◆ **To be done**
Search the records for the word "Podcast" and report each line that has it.

◆ **Supplied records**
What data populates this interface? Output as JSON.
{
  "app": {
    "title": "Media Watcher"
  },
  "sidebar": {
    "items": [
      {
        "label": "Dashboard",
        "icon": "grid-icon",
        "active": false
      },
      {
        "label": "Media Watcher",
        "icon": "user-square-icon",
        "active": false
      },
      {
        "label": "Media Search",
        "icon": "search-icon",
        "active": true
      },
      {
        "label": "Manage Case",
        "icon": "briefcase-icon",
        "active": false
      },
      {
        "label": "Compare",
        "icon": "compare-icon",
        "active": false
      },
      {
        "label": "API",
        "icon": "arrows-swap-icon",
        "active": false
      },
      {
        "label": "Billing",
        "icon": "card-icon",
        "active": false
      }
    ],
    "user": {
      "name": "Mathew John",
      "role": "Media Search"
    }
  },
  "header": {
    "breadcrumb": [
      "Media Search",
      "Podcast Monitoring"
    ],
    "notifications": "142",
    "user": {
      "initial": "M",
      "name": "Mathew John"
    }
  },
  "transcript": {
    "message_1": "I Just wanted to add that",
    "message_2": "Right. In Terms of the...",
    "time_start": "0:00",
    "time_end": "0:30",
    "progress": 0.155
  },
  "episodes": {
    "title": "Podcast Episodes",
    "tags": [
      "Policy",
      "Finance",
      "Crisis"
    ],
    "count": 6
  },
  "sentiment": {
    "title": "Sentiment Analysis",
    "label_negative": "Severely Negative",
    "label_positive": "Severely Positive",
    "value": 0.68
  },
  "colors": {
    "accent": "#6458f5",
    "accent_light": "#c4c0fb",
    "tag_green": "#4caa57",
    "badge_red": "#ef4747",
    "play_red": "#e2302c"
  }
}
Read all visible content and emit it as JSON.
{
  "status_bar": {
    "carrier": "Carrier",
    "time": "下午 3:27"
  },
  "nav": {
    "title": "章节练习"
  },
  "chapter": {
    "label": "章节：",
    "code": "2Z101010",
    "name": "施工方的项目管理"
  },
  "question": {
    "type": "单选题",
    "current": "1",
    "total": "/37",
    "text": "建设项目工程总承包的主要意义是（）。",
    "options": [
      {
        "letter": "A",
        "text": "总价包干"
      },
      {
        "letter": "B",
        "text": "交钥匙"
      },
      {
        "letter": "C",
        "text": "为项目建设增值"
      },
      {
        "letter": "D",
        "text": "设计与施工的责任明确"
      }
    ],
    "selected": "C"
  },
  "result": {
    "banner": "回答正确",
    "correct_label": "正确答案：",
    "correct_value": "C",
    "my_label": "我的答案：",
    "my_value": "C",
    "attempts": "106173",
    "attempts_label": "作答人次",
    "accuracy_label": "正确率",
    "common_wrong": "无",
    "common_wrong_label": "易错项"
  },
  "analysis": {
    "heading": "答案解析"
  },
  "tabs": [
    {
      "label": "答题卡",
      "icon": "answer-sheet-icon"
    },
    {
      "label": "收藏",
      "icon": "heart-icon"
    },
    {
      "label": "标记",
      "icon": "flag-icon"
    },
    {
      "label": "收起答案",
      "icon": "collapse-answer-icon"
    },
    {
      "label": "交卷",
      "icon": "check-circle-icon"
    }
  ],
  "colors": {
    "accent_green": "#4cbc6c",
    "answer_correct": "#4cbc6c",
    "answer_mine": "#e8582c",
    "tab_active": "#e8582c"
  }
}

◆ **Response below**
      "Podcast Monitoring"
    "title": "Podcast Episodes",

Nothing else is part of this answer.